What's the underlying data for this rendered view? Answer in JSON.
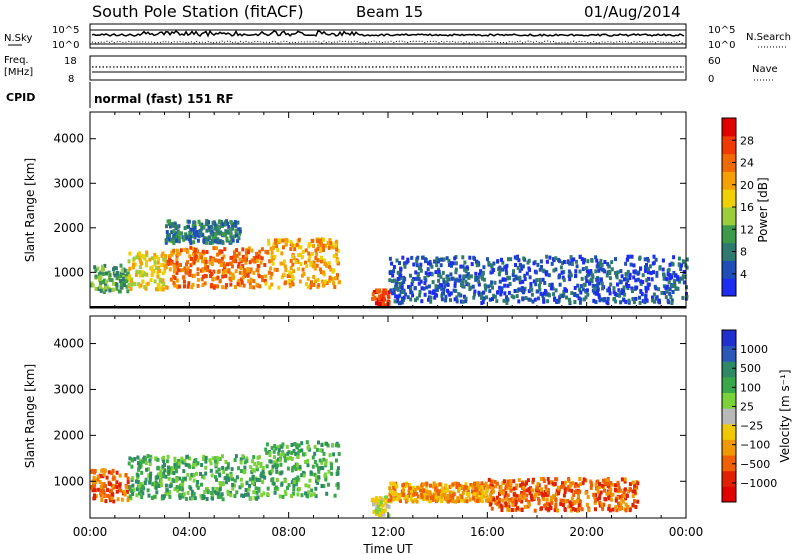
{
  "header": {
    "station": "South Pole Station (fitACF)",
    "beam": "Beam 15",
    "date": "01/Aug/2014"
  },
  "noise_panel": {
    "left_label": "N.Sky",
    "right_label": "N.Search",
    "top_tick": "10^5",
    "bottom_tick": "10^0"
  },
  "freq_panel": {
    "left_label_1": "Freq.",
    "left_label_2": "[MHz]",
    "right_label": "Nave",
    "left_ticks": [
      "18",
      "8"
    ],
    "right_ticks": [
      "60",
      "0"
    ]
  },
  "cpid": {
    "label": "CPID",
    "text": "normal (fast) 151 RF"
  },
  "colors": {
    "power": [
      "#1c2cf0",
      "#1e4fb8",
      "#2f7a70",
      "#3c9a4a",
      "#9ccd3c",
      "#f0d000",
      "#f6a000",
      "#f06a00",
      "#f03a00",
      "#e00000"
    ],
    "velocity": [
      "#2030d0",
      "#2a58b8",
      "#2e8a66",
      "#39a84a",
      "#7ad23a",
      "#b8b8b8",
      "#f0c800",
      "#f09800",
      "#f06000",
      "#e02000",
      "#e00000"
    ]
  },
  "chart_data": [
    {
      "type": "heatmap",
      "name": "power",
      "ylabel": "Slant Range [km]",
      "yticks": [
        "1000",
        "2000",
        "3000",
        "4000"
      ],
      "ylim": [
        200,
        4600
      ],
      "xlim_hours": [
        0,
        24
      ],
      "colorbar": {
        "label": "Power [dB]",
        "ticks": [
          "4",
          "8",
          "12",
          "16",
          "20",
          "24",
          "28"
        ],
        "range": [
          0,
          32
        ]
      },
      "regions": [
        {
          "t0": 0.0,
          "t1": 1.5,
          "r0": 600,
          "r1": 1200,
          "level": 3
        },
        {
          "t0": 1.5,
          "t1": 3.0,
          "r0": 650,
          "r1": 1500,
          "level": 5
        },
        {
          "t0": 3.0,
          "t1": 7.0,
          "r0": 700,
          "r1": 1600,
          "level": 7
        },
        {
          "t0": 3.0,
          "t1": 6.0,
          "r0": 1700,
          "r1": 2200,
          "level": 2
        },
        {
          "t0": 7.0,
          "t1": 10.0,
          "r0": 700,
          "r1": 1800,
          "level": 6
        },
        {
          "t0": 11.3,
          "t1": 12.0,
          "r0": 300,
          "r1": 650,
          "level": 8
        },
        {
          "t0": 12.0,
          "t1": 24.0,
          "r0": 350,
          "r1": 1400,
          "level": 1
        }
      ]
    },
    {
      "type": "heatmap",
      "name": "velocity",
      "ylabel": "Slant Range [km]",
      "yticks": [
        "1000",
        "2000",
        "3000",
        "4000"
      ],
      "ylim": [
        200,
        4600
      ],
      "xlim_hours": [
        0,
        24
      ],
      "xticks": [
        "00:00",
        "04:00",
        "08:00",
        "12:00",
        "16:00",
        "20:00",
        "00:00"
      ],
      "xlabel": "Time UT",
      "colorbar": {
        "label": "Velocity [m s⁻¹]",
        "ticks": [
          "1000",
          "500",
          "100",
          "25",
          "−25",
          "−100",
          "−500",
          "−1000"
        ]
      },
      "regions": [
        {
          "t0": 0.0,
          "t1": 1.5,
          "r0": 600,
          "r1": 1300,
          "level": 8
        },
        {
          "t0": 1.5,
          "t1": 7.0,
          "r0": 650,
          "r1": 1600,
          "level": 3
        },
        {
          "t0": 7.0,
          "t1": 10.0,
          "r0": 700,
          "r1": 1900,
          "level": 3
        },
        {
          "t0": 11.3,
          "t1": 12.0,
          "r0": 300,
          "r1": 700,
          "level": 5
        },
        {
          "t0": 12.0,
          "t1": 16.0,
          "r0": 600,
          "r1": 1000,
          "level": 7
        },
        {
          "t0": 16.0,
          "t1": 22.0,
          "r0": 400,
          "r1": 1100,
          "level": 8
        }
      ]
    }
  ]
}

- - -

Required work:
Every entry above needs to be retyped exactly; drop the pictures.

Right answer:
What's the underlying data for this rendered view? Answer in JSON.
{
  "header": {
    "station": "South Pole Station (fitACF)",
    "beam": "Beam 15",
    "date": "01/Aug/2014"
  },
  "noise_panel": {
    "left_label": "N.Sky",
    "right_label": "N.Search",
    "top_tick": "10^5",
    "bottom_tick": "10^0"
  },
  "freq_panel": {
    "left_label_1": "Freq.",
    "left_label_2": "[MHz]",
    "right_label": "Nave",
    "left_ticks": [
      "18",
      "8"
    ],
    "right_ticks": [
      "60",
      "0"
    ]
  },
  "cpid": {
    "label": "CPID",
    "text": "normal (fast) 151 RF"
  },
  "colors": {
    "power": [
      "#1c2cf0",
      "#1e4fb8",
      "#2f7a70",
      "#3c9a4a",
      "#9ccd3c",
      "#f0d000",
      "#f6a000",
      "#f06a00",
      "#f03a00",
      "#e00000"
    ],
    "velocity": [
      "#2030d0",
      "#2a58b8",
      "#2e8a66",
      "#39a84a",
      "#7ad23a",
      "#b8b8b8",
      "#f0c800",
      "#f09800",
      "#f06000",
      "#e02000",
      "#e00000"
    ]
  },
  "chart_data": [
    {
      "type": "heatmap",
      "name": "power",
      "ylabel": "Slant Range [km]",
      "yticks": [
        "1000",
        "2000",
        "3000",
        "4000"
      ],
      "ylim": [
        200,
        4600
      ],
      "xlim_hours": [
        0,
        24
      ],
      "colorbar": {
        "label": "Power [dB]",
        "ticks": [
          "4",
          "8",
          "12",
          "16",
          "20",
          "24",
          "28"
        ],
        "range": [
          0,
          32
        ]
      },
      "regions": [
        {
          "t0": 0.0,
          "t1": 1.5,
          "r0": 600,
          "r1": 1200,
          "level": 3
        },
        {
          "t0": 1.5,
          "t1": 3.0,
          "r0": 650,
          "r1": 1500,
          "level": 5
        },
        {
          "t0": 3.0,
          "t1": 7.0,
          "r0": 700,
          "r1": 1600,
          "level": 7
        },
        {
          "t0": 3.0,
          "t1": 6.0,
          "r0": 1700,
          "r1": 2200,
          "level": 2
        },
        {
          "t0": 7.0,
          "t1": 10.0,
          "r0": 700,
          "r1": 1800,
          "level": 6
        },
        {
          "t0": 11.3,
          "t1": 12.0,
          "r0": 300,
          "r1": 650,
          "level": 8
        },
        {
          "t0": 12.0,
          "t1": 24.0,
          "r0": 350,
          "r1": 1400,
          "level": 1
        }
      ]
    },
    {
      "type": "heatmap",
      "name": "velocity",
      "ylabel": "Slant Range [km]",
      "yticks": [
        "1000",
        "2000",
        "3000",
        "4000"
      ],
      "ylim": [
        200,
        4600
      ],
      "xlim_hours": [
        0,
        24
      ],
      "xticks": [
        "00:00",
        "04:00",
        "08:00",
        "12:00",
        "16:00",
        "20:00",
        "00:00"
      ],
      "xlabel": "Time UT",
      "colorbar": {
        "label": "Velocity [m s⁻¹]",
        "ticks": [
          "1000",
          "500",
          "100",
          "25",
          "−25",
          "−100",
          "−500",
          "−1000"
        ]
      },
      "regions": [
        {
          "t0": 0.0,
          "t1": 1.5,
          "r0": 600,
          "r1": 1300,
          "level": 8
        },
        {
          "t0": 1.5,
          "t1": 7.0,
          "r0": 650,
          "r1": 1600,
          "level": 3
        },
        {
          "t0": 7.0,
          "t1": 10.0,
          "r0": 700,
          "r1": 1900,
          "level": 3
        },
        {
          "t0": 11.3,
          "t1": 12.0,
          "r0": 300,
          "r1": 700,
          "level": 5
        },
        {
          "t0": 12.0,
          "t1": 16.0,
          "r0": 600,
          "r1": 1000,
          "level": 7
        },
        {
          "t0": 16.0,
          "t1": 22.0,
          "r0": 400,
          "r1": 1100,
          "level": 8
        }
      ]
    }
  ]
}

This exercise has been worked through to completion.